◆ Work required ◆
Make an exact copy of the records, dropping all pictures.

— Start of Records provided —

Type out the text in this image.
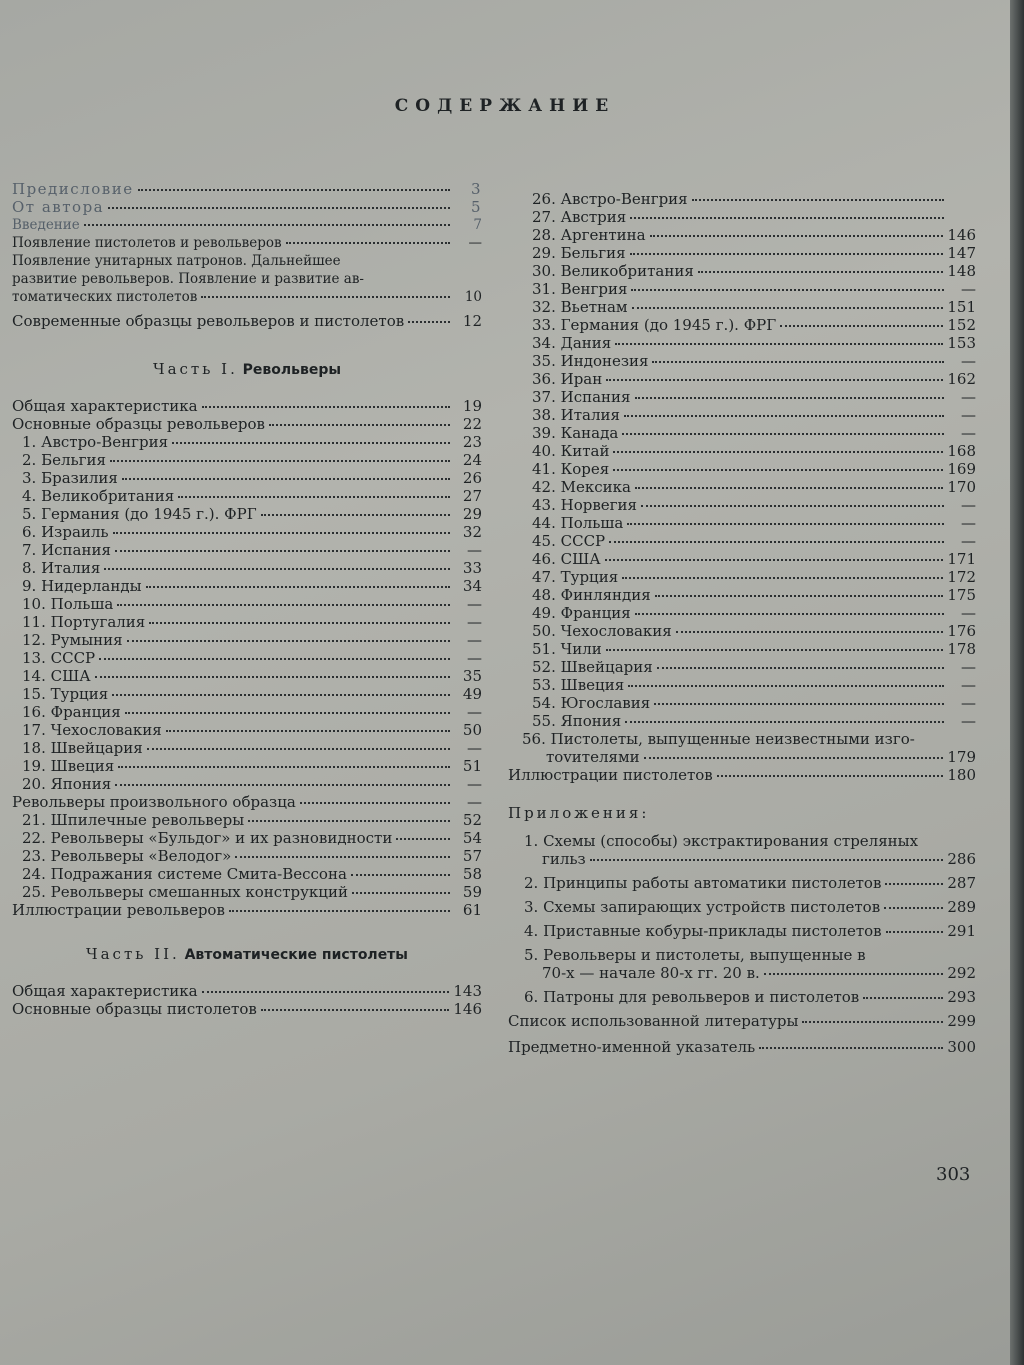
СОДЕРЖАНИЕ
Предисловие	3
От автора	5
Введение	7
Появление пистолетов и револьверов	—
Появление унитарных патронов. Дальнейшее
развитие револьверов. Появление и развитие ав-
томатических пистолетов	10
Современные образцы револьверов и пистолетов	12
Часть I. Револьверы
Общая характеристика	19
Основные образцы револьверов	22
1. Австро-Венгрия	23
2. Бельгия	24
3. Бразилия	26
4. Великобритания	27
5. Германия (до 1945 г.). ФРГ	29
6. Израиль	32
7. Испания	—
8. Италия	33
9. Нидерланды	34
10. Польша	—
11. Португалия	—
12. Румыния	—
13. СССР	—
14. США	35
15. Турция	49
16. Франция	—
17. Чехословакия	50
18. Швейцария	—
19. Швеция	51
20. Япония	—
Револьверы произвольного образца	—
21. Шпилечные револьверы	52
22. Револьверы «Бульдог» и их разновидности	54
23. Револьверы «Велодог»	57
24. Подражания системе Смита-Вессона	58
25. Револьверы смешанных конструкций	59
Иллюстрации револьверов	61
Часть II. Автоматические пистолеты
Общая характеристика	143
Основные образцы пистолетов	146
26. Австро-Венгрия
27. Австрия
28. Аргентина	146
29. Бельгия	147
30. Великобритания	148
31. Венгрия	—
32. Вьетнам	151
33. Германия (до 1945 г.). ФРГ	152
34. Дания	153
35. Индонезия	—
36. Иран	162
37. Испания	—
38. Италия	—
39. Канада	—
40. Китай	168
41. Корея	169
42. Мексика	170
43. Норвегия	—
44. Польша	—
45. СССР	—
46. США	171
47. Турция	172
48. Финляндия	175
49. Франция	—
50. Чехословакия	176
51. Чили	178
52. Швейцария	—
53. Швеция	—
54. Югославия	—
55. Япония	—
56. Пистолеты, выпущенные неизвестными изго-
тovителями	179
Иллюстрации пистолетов	180
Приложения:
1. Схемы (способы) экстрактирования стреляных
гильз	286
2. Принципы работы автоматики пистолетов	287
3. Схемы запирающих устройств пистолетов	289
4. Приставные кобуры-приклады пистолетов	291
5. Револьверы и пистолеты, выпущенные в
70-х — начале 80-х гг. 20 в.	292
6. Патроны для револьверов и пистолетов	293
Список использованной литературы	299
Предметно-именной указатель	300
303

— End of Records provided —

◆ Solved problem ◆
Type out the text in this image.
СОДЕРЖАНИЕ
Предисловие	3
От автора	5
Введение	7
Появление пистолетов и револьверов	—
Появление унитарных патронов. Дальнейшее
развитие револьверов. Появление и развитие ав-
томатических пистолетов	10
Современные образцы револьверов и пистолетов	12
Часть I. Револьверы
Общая характеристика	19
Основные образцы револьверов	22
1. Австро-Венгрия	23
2. Бельгия	24
3. Бразилия	26
4. Великобритания	27
5. Германия (до 1945 г.). ФРГ	29
6. Израиль	32
7. Испания	—
8. Италия	33
9. Нидерланды	34
10. Польша	—
11. Португалия	—
12. Румыния	—
13. СССР	—
14. США	35
15. Турция	49
16. Франция	—
17. Чехословакия	50
18. Швейцария	—
19. Швеция	51
20. Япония	—
Револьверы произвольного образца	—
21. Шпилечные револьверы	52
22. Револьверы «Бульдог» и их разновидности	54
23. Револьверы «Велодог»	57
24. Подражания системе Смита-Вессона	58
25. Револьверы смешанных конструкций	59
Иллюстрации револьверов	61
Часть II. Автоматические пистолеты
Общая характеристика	143
Основные образцы пистолетов	146
26. Австро-Венгрия
27. Австрия
28. Аргентина	146
29. Бельгия	147
30. Великобритания	148
31. Венгрия	—
32. Вьетнам	151
33. Германия (до 1945 г.). ФРГ	152
34. Дания	153
35. Индонезия	—
36. Иран	162
37. Испания	—
38. Италия	—
39. Канада	—
40. Китай	168
41. Корея	169
42. Мексика	170
43. Норвегия	—
44. Польша	—
45. СССР	—
46. США	171
47. Турция	172
48. Финляндия	175
49. Франция	—
50. Чехословакия	176
51. Чили	178
52. Швейцария	—
53. Швеция	—
54. Югославия	—
55. Япония	—
56. Пистолеты, выпущенные неизвестными изго-
тovителями	179
Иллюстрации пистолетов	180
Приложения:
1. Схемы (способы) экстрактирования стреляных
гильз	286
2. Принципы работы автоматики пистолетов	287
3. Схемы запирающих устройств пистолетов	289
4. Приставные кобуры-приклады пистолетов	291
5. Револьверы и пистолеты, выпущенные в
70-х — начале 80-х гг. 20 в.	292
6. Патроны для револьверов и пистолетов	293
Список использованной литературы	299
Предметно-именной указатель	300
303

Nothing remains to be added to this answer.